### TO BE DONE
Print, exactly and completely, every entry in the data.

Dataset items:
begin
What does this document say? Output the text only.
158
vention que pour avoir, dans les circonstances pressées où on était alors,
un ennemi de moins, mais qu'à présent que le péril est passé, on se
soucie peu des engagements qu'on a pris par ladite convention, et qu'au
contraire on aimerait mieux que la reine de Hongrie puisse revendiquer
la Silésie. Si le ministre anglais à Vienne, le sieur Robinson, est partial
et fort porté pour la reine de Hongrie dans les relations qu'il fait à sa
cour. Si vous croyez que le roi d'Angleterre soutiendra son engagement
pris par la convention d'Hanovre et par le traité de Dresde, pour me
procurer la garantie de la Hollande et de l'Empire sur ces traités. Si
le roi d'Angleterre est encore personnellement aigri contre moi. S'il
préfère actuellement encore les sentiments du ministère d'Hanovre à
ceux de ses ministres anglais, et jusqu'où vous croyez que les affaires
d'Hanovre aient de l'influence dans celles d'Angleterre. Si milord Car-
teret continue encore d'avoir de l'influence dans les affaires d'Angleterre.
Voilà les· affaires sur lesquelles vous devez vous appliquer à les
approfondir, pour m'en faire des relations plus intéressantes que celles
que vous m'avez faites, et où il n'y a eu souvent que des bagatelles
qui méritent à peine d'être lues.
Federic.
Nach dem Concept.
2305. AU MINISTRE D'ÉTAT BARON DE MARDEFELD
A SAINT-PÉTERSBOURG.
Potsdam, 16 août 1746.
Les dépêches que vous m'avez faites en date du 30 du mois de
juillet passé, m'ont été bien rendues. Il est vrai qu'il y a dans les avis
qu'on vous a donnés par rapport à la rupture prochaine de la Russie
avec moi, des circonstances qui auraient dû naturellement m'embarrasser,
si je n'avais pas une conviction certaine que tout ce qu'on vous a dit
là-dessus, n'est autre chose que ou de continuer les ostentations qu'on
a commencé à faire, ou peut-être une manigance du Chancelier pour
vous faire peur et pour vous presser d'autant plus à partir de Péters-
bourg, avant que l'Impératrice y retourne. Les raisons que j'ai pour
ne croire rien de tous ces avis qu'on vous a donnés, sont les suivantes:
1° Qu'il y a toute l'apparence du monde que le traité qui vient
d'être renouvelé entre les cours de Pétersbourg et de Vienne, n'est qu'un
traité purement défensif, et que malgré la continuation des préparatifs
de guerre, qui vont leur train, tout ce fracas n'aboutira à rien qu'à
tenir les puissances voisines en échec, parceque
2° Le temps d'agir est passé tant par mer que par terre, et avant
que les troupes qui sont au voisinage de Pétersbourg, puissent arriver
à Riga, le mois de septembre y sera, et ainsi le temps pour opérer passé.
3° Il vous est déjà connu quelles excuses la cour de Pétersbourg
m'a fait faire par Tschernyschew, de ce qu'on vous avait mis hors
end
### ANSWER TO THIS EXERCISE
What does this document say? Output the text only.
158
vention que pour avoir, dans les circonstances pressées où on était alors,
un ennemi de moins, mais qu'à présent que le péril est passé, on se
soucie peu des engagements qu'on a pris par ladite convention, et qu'au
contraire on aimerait mieux que la reine de Hongrie puisse revendiquer
la Silésie. Si le ministre anglais à Vienne, le sieur Robinson, est partial
et fort porté pour la reine de Hongrie dans les relations qu'il fait à sa
cour. Si vous croyez que le roi d'Angleterre soutiendra son engagement
pris par la convention d'Hanovre et par le traité de Dresde, pour me
procurer la garantie de la Hollande et de l'Empire sur ces traités. Si
le roi d'Angleterre est encore personnellement aigri contre moi. S'il
préfère actuellement encore les sentiments du ministère d'Hanovre à
ceux de ses ministres anglais, et jusqu'où vous croyez que les affaires
d'Hanovre aient de l'influence dans celles d'Angleterre. Si milord Car-
teret continue encore d'avoir de l'influence dans les affaires d'Angleterre.
Voilà les· affaires sur lesquelles vous devez vous appliquer à les
approfondir, pour m'en faire des relations plus intéressantes que celles
que vous m'avez faites, et où il n'y a eu souvent que des bagatelles
qui méritent à peine d'être lues.
Federic.
Nach dem Concept.
2305. AU MINISTRE D'ÉTAT BARON DE MARDEFELD
A SAINT-PÉTERSBOURG.
Potsdam, 16 août 1746.
Les dépêches que vous m'avez faites en date du 30 du mois de
juillet passé, m'ont été bien rendues. Il est vrai qu'il y a dans les avis
qu'on vous a donnés par rapport à la rupture prochaine de la Russie
avec moi, des circonstances qui auraient dû naturellement m'embarrasser,
si je n'avais pas une conviction certaine que tout ce qu'on vous a dit
là-dessus, n'est autre chose que ou de continuer les ostentations qu'on
a commencé à faire, ou peut-être une manigance du Chancelier pour
vous faire peur et pour vous presser d'autant plus à partir de Péters-
bourg, avant que l'Impératrice y retourne. Les raisons que j'ai pour
ne croire rien de tous ces avis qu'on vous a donnés, sont les suivantes:
1° Qu'il y a toute l'apparence du monde que le traité qui vient
d'être renouvelé entre les cours de Pétersbourg et de Vienne, n'est qu'un
traité purement défensif, et que malgré la continuation des préparatifs
de guerre, qui vont leur train, tout ce fracas n'aboutira à rien qu'à
tenir les puissances voisines en échec, parceque
2° Le temps d'agir est passé tant par mer que par terre, et avant
que les troupes qui sont au voisinage de Pétersbourg, puissent arriver
à Riga, le mois de septembre y sera, et ainsi le temps pour opérer passé.
3° Il vous est déjà connu quelles excuses la cour de Pétersbourg
m'a fait faire par Tschernyschew, de ce qu'on vous avait mis hors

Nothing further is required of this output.